▶ [What is being asked]:
Set every record down verbatim and omit the pictures.

▶ [Data provided]:
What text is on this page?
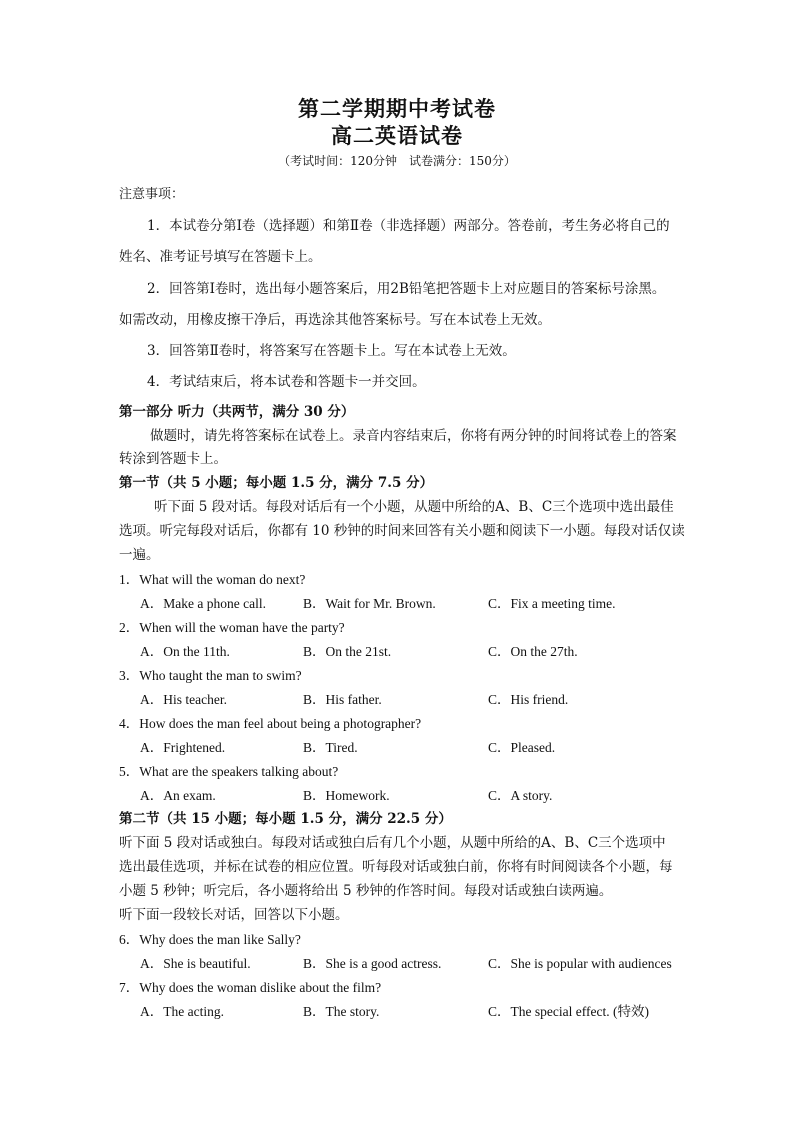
第二学期期中考试卷
高二英语试卷
（考试时间：120分钟　试卷满分：150分）
注意事项：
1．本试卷分第Ⅰ卷（选择题）和第Ⅱ卷（非选择题）两部分。答卷前，考生务必将自己的
姓名、准考证号填写在答题卡上。
2．回答第Ⅰ卷时，选出每小题答案后，用2B铅笔把答题卡上对应题目的答案标号涂黑。
如需改动，用橡皮擦干净后，再选涂其他答案标号。写在本试卷上无效。
3．回答第Ⅱ卷时，将答案写在答题卡上。写在本试卷上无效。
4．考试结束后，将本试卷和答题卡一并交回。
第一部分 听力（共两节，满分 30 分）
做题时，请先将答案标在试卷上。录音内容结束后，你将有两分钟的时间将试卷上的答案
转涂到答题卡上。
第一节（共 5 小题；每小题 1.5 分，满分 7.5 分）
听下面 5 段对话。每段对话后有一个小题，从题中所给的A、B、C三个选项中选出最佳
选项。听完每段对话后，你都有 10 秒钟的时间来回答有关小题和阅读下一小题。每段对话仅读
一遍。
1．What will the woman do next?
A．Make a phone call.	B．Wait for Mr. Brown.	C．Fix a meeting time.
2．When will the woman have the party?
A．On the 11th.	B．On the 21st.	C．On the 27th.
3．Who taught the man to swim?
A．His teacher.	B．His father.	C．His friend.
4．How does the man feel about being a photographer?
A．Frightened.	B．Tired.	C．Pleased.
5．What are the speakers talking about?
A．An exam.	B．Homework.	C．A story.
第二节（共 15 小题；每小题 1.5 分，满分 22.5 分）
听下面 5 段对话或独白。每段对话或独白后有几个小题，从题中所给的A、B、C三个选项中
选出最佳选项，并标在试卷的相应位置。听每段对话或独白前，你将有时间阅读各个小题，每
小题 5 秒钟；听完后，各小题将给出 5 秒钟的作答时间。每段对话或独白读两遍。
听下面一段较长对话，回答以下小题。
6．Why does the man like Sally?
A．She is beautiful.	B．She is a good actress.	C．She is popular with audiences
7．Why does the woman dislike about the film?
A．The acting.	B．The story.	C．The special effect. (特效)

▶ [Solution below]:
What text is on this page?
第二学期期中考试卷
高二英语试卷
（考试时间：120分钟　试卷满分：150分）
注意事项：
1．本试卷分第Ⅰ卷（选择题）和第Ⅱ卷（非选择题）两部分。答卷前，考生务必将自己的
姓名、准考证号填写在答题卡上。
2．回答第Ⅰ卷时，选出每小题答案后，用2B铅笔把答题卡上对应题目的答案标号涂黑。
如需改动，用橡皮擦干净后，再选涂其他答案标号。写在本试卷上无效。
3．回答第Ⅱ卷时，将答案写在答题卡上。写在本试卷上无效。
4．考试结束后，将本试卷和答题卡一并交回。
第一部分 听力（共两节，满分 30 分）
做题时，请先将答案标在试卷上。录音内容结束后，你将有两分钟的时间将试卷上的答案
转涂到答题卡上。
第一节（共 5 小题；每小题 1.5 分，满分 7.5 分）
听下面 5 段对话。每段对话后有一个小题，从题中所给的A、B、C三个选项中选出最佳
选项。听完每段对话后，你都有 10 秒钟的时间来回答有关小题和阅读下一小题。每段对话仅读
一遍。
1．What will the woman do next?
A．Make a phone call.	B．Wait for Mr. Brown.	C．Fix a meeting time.
2．When will the woman have the party?
A．On the 11th.	B．On the 21st.	C．On the 27th.
3．Who taught the man to swim?
A．His teacher.	B．His father.	C．His friend.
4．How does the man feel about being a photographer?
A．Frightened.	B．Tired.	C．Pleased.
5．What are the speakers talking about?
A．An exam.	B．Homework.	C．A story.
第二节（共 15 小题；每小题 1.5 分，满分 22.5 分）
听下面 5 段对话或独白。每段对话或独白后有几个小题，从题中所给的A、B、C三个选项中
选出最佳选项，并标在试卷的相应位置。听每段对话或独白前，你将有时间阅读各个小题，每
小题 5 秒钟；听完后，各小题将给出 5 秒钟的作答时间。每段对话或独白读两遍。
听下面一段较长对话，回答以下小题。
6．Why does the man like Sally?
A．She is beautiful.	B．She is a good actress.	C．She is popular with audiences
7．Why does the woman dislike about the film?
A．The acting.	B．The story.	C．The special effect. (特效)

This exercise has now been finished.